§ What this exercise asks:
1 > Answer these questions about the split EP by New Found Glory and Shai Hulud:
(a) Which label released the EP?
(b) On what date did the "Not Without a Fight" tour end?
(c) Which song did New Found Glory contribute to the EP?
2 > Keep writing the article about the New Found Glory and Shai Hulud split EP, picking up after its final sentence.

§ Source extract:
EP by New Found Glory and Shai Hulud
- Released: March 26, 2009
- Recorded: June–August 2008 at OPRA Music Studios 2006–2007 at Silver Bullet Media
- Length: 6:45
- Label: Bridge 9
- Producer: Mark Hoppus; Matt Fox; Greg Thomas;

Shai Hulud chronology
| Misanthropy Pure (2008) | Not Without a Heart Once Nourished by Sticks and Stones Within Blood Ill-Tempered Misanthropy Pure Gold Can Stay (2009) | Reach Beyond the Sun (2013) |

New Found Glory chronology
| Not Without a Fight (2009) | Not Without a Heart... (2009) | Swiss Army Bro-Mance (2010) |

= Not Without a Heart Once Nourished by Sticks and Stones Within Blood Ill-Tempered Misanthropy Pure Gold Can Stay =

Not Without a Heart Once Nourished by Sticks and Stones Within Blood Ill-Tempered Misanthropy Pure Gold Can Stay is a split EP by pop-punk band New Found Glory and hardcore punk band Shai Hulud. This limited edition EP was only available at shows on the "Not Without a Fight" tour with New Found Glory, Bayside, Set Your Goals, and Shai Hulud. This tour spanned from March 25, 2009 to May 10, 2009. However, the EP was not available until the March 26 show in San Diego. Shai Hulud's song featured on this release originally appeared on the band's album, Misanthropy Pure. New Found Glory contributed their song, "Truck Stop Blues" to the release, featured on their last album, Not Without a Fight, produced by Mark Hoppus of Blink-182.

[Element box notes]
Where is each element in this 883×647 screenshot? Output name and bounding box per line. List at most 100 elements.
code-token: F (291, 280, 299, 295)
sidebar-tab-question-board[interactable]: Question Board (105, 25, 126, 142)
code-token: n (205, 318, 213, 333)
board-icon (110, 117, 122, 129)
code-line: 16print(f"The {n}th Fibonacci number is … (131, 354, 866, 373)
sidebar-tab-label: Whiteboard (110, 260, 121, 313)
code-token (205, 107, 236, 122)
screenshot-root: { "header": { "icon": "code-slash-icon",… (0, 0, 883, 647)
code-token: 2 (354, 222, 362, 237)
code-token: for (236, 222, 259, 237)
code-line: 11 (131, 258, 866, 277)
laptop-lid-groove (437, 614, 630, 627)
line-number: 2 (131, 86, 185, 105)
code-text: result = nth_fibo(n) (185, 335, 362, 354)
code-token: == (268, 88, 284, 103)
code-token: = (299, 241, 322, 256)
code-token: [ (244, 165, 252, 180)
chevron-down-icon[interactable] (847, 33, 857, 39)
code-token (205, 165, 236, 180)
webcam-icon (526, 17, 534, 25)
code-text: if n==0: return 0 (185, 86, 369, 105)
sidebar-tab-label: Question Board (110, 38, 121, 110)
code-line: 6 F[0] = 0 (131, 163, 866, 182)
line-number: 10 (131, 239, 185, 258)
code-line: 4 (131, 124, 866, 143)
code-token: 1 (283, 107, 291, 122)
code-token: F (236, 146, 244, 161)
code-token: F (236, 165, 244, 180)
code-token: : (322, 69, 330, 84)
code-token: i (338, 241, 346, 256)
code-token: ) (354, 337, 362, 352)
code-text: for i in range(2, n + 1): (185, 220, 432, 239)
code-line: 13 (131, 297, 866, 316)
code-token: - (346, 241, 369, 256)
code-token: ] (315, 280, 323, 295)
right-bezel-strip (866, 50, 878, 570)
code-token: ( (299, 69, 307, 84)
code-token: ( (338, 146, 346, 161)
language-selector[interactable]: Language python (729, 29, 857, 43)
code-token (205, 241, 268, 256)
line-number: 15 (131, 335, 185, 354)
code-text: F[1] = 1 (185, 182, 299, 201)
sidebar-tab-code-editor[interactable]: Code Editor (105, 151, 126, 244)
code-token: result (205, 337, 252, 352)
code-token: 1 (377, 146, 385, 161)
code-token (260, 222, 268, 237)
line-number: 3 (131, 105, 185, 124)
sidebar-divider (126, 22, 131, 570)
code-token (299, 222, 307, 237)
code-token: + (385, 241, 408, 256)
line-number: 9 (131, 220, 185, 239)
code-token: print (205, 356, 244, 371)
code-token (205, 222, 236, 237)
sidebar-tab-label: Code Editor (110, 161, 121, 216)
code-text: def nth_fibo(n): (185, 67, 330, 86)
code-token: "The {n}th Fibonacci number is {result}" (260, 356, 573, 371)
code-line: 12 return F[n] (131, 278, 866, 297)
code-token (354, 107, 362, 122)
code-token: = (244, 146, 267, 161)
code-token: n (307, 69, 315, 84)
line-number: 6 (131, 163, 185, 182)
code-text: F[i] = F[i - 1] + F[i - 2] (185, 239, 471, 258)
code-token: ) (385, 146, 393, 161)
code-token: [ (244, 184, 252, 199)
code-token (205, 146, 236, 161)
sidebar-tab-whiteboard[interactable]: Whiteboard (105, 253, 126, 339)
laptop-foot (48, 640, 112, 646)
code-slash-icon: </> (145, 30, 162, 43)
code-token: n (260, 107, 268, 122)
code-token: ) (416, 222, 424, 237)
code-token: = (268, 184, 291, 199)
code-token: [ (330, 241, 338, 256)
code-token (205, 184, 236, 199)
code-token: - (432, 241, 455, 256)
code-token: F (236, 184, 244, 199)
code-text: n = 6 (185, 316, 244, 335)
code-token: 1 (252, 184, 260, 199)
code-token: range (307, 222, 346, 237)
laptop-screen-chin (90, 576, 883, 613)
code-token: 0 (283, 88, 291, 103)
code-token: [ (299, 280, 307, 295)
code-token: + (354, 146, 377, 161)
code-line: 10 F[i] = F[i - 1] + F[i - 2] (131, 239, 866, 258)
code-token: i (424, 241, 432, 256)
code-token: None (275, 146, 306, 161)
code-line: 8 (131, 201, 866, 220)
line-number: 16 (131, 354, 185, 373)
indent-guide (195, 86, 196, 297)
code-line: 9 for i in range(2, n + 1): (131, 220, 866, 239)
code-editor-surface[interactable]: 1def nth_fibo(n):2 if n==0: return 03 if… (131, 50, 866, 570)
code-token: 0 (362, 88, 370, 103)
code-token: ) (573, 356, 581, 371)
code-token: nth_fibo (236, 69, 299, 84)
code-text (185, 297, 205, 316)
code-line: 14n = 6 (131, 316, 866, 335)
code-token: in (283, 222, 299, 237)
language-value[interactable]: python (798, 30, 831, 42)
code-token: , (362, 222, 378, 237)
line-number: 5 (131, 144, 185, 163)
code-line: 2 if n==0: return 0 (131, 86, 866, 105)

§ Task results:
1 >
(a) Bridge 9
(b) May 10, 2009
(c) "Truck Stop Blues"

2 >
The title makes reference of the albums: Not Without a Fight (New Found Glory), Hearts Once Nourished With Hope and Compassion (Shai Hulud), Stick and Stones (New Found Glory), That Within Blood Ill-Tempered (Shai Hulud), Misanthropy Pure (Shai Hulud) and Nothing Gold Can Stay (New Found Glory).

==Track listing==
1. "Truck Stop Blues" – 2:16 (New Found Glory)
2. "Misanthropy Pure" – 4:29 (Shai Hulud)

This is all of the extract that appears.